Records to process -

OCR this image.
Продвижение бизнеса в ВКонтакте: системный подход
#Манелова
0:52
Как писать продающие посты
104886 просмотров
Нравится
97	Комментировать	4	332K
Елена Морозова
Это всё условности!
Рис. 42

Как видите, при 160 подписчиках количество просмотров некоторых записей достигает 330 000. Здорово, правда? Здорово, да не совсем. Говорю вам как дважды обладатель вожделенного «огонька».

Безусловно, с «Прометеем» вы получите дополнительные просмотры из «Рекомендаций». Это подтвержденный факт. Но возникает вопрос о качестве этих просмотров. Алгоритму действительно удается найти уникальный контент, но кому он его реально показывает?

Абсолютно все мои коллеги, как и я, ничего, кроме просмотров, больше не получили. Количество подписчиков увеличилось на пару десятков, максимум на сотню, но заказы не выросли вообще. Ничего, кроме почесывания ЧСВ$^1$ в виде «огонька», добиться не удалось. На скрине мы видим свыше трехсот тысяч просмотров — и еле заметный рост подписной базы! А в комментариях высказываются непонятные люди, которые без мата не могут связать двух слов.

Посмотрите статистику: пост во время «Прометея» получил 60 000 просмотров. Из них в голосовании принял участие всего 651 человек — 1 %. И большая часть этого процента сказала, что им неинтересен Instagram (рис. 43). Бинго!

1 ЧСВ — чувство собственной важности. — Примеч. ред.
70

The problem -
Copy the entries above exactly, leaving none out.

Reply to the task -
OCR this image.
Продвижение бизнеса в ВКонтакте: системный подход
#Манелова
0:52
Как писать продающие посты
104886 просмотров
Нравится
97	Комментировать	4	332K
Елена Морозова
Это всё условности!
Рис. 42

Как видите, при 160 подписчиках количество просмотров некоторых записей достигает 330 000. Здорово, правда? Здорово, да не совсем. Говорю вам как дважды обладатель вожделенного «огонька».

Безусловно, с «Прометеем» вы получите дополнительные просмотры из «Рекомендаций». Это подтвержденный факт. Но возникает вопрос о качестве этих просмотров. Алгоритму действительно удается найти уникальный контент, но кому он его реально показывает?

Абсолютно все мои коллеги, как и я, ничего, кроме просмотров, больше не получили. Количество подписчиков увеличилось на пару десятков, максимум на сотню, но заказы не выросли вообще. Ничего, кроме почесывания ЧСВ$^1$ в виде «огонька», добиться не удалось. На скрине мы видим свыше трехсот тысяч просмотров — и еле заметный рост подписной базы! А в комментариях высказываются непонятные люди, которые без мата не могут связать двух слов.

Посмотрите статистику: пост во время «Прометея» получил 60 000 просмотров. Из них в голосовании принял участие всего 651 человек — 1 %. И большая часть этого процента сказала, что им неинтересен Instagram (рис. 43). Бинго!

1 ЧСВ — чувство собственной важности. — Примеч. ред.
70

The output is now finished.